* _The task_
Your task is to reproduce the material exactly.

(Stored data entries)
---*---
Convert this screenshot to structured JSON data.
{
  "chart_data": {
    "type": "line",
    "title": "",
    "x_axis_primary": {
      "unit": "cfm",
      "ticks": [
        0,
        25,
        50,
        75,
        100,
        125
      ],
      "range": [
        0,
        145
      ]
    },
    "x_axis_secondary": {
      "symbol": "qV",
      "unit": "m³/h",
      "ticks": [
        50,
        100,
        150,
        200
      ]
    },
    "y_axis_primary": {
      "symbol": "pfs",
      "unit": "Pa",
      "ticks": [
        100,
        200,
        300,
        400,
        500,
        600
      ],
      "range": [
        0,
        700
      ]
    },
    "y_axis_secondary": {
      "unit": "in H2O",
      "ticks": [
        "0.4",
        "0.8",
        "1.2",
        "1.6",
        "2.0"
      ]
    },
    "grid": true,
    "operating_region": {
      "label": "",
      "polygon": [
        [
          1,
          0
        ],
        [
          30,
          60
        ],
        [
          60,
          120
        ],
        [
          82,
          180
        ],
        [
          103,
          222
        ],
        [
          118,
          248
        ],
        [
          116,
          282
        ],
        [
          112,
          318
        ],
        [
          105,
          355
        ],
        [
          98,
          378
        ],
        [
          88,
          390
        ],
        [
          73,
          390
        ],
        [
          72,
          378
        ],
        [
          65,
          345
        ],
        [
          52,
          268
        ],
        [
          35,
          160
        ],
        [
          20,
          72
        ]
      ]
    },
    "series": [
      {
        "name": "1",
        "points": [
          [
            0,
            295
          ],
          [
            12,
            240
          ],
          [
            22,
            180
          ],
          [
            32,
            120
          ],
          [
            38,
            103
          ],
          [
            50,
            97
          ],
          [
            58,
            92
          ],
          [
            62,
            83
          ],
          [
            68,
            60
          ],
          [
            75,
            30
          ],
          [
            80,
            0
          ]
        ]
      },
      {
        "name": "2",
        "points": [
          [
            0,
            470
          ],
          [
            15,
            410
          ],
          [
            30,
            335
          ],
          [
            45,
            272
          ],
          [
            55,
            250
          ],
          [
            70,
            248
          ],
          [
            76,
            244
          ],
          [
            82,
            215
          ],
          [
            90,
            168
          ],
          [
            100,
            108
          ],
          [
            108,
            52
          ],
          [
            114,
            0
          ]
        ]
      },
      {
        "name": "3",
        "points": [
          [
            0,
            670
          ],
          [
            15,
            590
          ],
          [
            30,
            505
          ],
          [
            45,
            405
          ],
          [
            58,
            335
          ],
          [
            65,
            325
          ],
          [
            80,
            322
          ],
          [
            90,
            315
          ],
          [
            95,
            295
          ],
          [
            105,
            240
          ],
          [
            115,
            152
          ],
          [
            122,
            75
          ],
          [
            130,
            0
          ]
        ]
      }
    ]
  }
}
---*---
* _Answer to this problem_
Convert this screenshot to structured JSON data.
{
  "chart_data": {
    "type": "line",
    "title": "",
    "x_axis_primary": {
      "unit": "cfm",
      "ticks": [
        0,
        25,
        50,
        75,
        100,
        125
      ],
      "range": [
        0,
        145
      ]
    },
    "x_axis_secondary": {
      "symbol": "qV",
      "unit": "m³/h",
      "ticks": [
        50,
        100,
        150,
        200
      ]
    },
    "y_axis_primary": {
      "symbol": "pfs",
      "unit": "Pa",
      "ticks": [
        100,
        200,
        300,
        400,
        500,
        600
      ],
      "range": [
        0,
        700
      ]
    },
    "y_axis_secondary": {
      "unit": "in H2O",
      "ticks": [
        "0.4",
        "0.8",
        "1.2",
        "1.6",
        "2.0"
      ]
    },
    "grid": true,
    "operating_region": {
      "label": "",
      "polygon": [
        [
          1,
          0
        ],
        [
          30,
          60
        ],
        [
          60,
          120
        ],
        [
          82,
          180
        ],
        [
          103,
          222
        ],
        [
          118,
          248
        ],
        [
          116,
          282
        ],
        [
          112,
          318
        ],
        [
          105,
          355
        ],
        [
          98,
          378
        ],
        [
          88,
          390
        ],
        [
          73,
          390
        ],
        [
          72,
          378
        ],
        [
          65,
          345
        ],
        [
          52,
          268
        ],
        [
          35,
          160
        ],
        [
          20,
          72
        ]
      ]
    },
    "series": [
      {
        "name": "1",
        "points": [
          [
            0,
            295
          ],
          [
            12,
            240
          ],
          [
            22,
            180
          ],
          [
            32,
            120
          ],
          [
            38,
            103
          ],
          [
            50,
            97
          ],
          [
            58,
            92
          ],
          [
            62,
            83
          ],
          [
            68,
            60
          ],
          [
            75,
            30
          ],
          [
            80,
            0
          ]
        ]
      },
      {
        "name": "2",
        "points": [
          [
            0,
            470
          ],
          [
            15,
            410
          ],
          [
            30,
            335
          ],
          [
            45,
            272
          ],
          [
            55,
            250
          ],
          [
            70,
            248
          ],
          [
            76,
            244
          ],
          [
            82,
            215
          ],
          [
            90,
            168
          ],
          [
            100,
            108
          ],
          [
            108,
            52
          ],
          [
            114,
            0
          ]
        ]
      },
      {
        "name": "3",
        "points": [
          [
            0,
            670
          ],
          [
            15,
            590
          ],
          [
            30,
            505
          ],
          [
            45,
            405
          ],
          [
            58,
            335
          ],
          [
            65,
            325
          ],
          [
            80,
            322
          ],
          [
            90,
            315
          ],
          [
            95,
            295
          ],
          [
            105,
            240
          ],
          [
            115,
            152
          ],
          [
            122,
            75
          ],
          [
            130,
            0
          ]
        ]
      }
    ]
  }
}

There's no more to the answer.